-- Start --

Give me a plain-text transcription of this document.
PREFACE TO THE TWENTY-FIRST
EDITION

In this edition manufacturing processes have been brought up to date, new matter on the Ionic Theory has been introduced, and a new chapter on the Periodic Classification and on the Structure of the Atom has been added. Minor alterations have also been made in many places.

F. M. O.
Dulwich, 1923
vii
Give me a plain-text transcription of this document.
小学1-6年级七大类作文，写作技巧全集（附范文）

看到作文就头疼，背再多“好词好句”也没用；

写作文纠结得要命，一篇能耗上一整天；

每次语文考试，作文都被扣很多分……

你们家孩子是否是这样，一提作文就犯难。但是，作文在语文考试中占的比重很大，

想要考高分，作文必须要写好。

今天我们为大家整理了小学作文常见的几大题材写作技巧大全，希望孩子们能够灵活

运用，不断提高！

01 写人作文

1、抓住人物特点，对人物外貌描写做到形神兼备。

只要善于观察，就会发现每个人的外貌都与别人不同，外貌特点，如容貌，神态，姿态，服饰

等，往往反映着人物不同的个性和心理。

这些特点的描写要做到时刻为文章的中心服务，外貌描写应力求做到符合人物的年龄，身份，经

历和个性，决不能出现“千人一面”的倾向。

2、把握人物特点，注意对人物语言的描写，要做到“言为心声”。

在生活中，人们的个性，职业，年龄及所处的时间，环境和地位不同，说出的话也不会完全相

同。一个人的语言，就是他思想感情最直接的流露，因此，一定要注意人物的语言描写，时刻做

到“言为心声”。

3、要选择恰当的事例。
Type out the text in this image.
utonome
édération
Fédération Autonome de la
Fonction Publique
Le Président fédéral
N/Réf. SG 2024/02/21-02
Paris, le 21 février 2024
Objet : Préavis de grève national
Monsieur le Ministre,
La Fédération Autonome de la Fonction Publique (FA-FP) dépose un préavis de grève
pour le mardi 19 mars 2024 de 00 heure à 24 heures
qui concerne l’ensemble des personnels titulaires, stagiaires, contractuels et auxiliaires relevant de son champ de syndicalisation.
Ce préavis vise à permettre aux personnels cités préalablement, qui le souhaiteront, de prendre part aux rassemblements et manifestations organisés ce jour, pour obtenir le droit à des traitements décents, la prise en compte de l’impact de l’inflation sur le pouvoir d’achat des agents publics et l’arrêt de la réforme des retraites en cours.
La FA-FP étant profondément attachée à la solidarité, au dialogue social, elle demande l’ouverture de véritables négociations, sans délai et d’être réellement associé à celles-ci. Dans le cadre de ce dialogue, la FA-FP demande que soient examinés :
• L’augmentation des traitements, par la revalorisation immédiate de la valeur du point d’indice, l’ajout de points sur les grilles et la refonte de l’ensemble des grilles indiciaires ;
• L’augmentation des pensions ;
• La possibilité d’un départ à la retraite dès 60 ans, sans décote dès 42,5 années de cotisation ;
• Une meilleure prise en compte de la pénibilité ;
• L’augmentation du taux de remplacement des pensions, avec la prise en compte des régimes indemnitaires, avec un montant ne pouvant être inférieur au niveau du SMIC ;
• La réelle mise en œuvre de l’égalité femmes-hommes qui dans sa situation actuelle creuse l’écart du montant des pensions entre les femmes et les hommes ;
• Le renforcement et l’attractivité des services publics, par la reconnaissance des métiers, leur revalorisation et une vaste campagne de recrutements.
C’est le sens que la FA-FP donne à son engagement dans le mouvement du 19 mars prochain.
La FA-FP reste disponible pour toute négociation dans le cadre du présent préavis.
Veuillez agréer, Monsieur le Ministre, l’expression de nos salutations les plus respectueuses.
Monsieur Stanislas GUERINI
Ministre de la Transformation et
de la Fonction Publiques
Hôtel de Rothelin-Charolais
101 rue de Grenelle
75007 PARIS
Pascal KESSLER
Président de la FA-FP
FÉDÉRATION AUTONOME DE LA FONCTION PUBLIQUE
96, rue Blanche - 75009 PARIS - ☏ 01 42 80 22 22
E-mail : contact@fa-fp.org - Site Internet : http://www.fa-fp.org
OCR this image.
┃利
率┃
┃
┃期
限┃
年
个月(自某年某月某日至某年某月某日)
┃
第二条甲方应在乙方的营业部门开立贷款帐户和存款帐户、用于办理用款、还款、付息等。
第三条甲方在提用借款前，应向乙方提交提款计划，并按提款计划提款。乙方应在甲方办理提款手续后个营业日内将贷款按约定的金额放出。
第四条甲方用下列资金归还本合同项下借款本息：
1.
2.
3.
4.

-- End --

## WRITTEN EXERCISE
In the material above, find each line that contains the word "mars", and select it.

## CORRECT RESULT
pour le mardi 19 mars 2024 de 00 heure à 24 heures
C’est le sens que la FA-FP donne à son engagement dans le mouvement du 19 mars prochain.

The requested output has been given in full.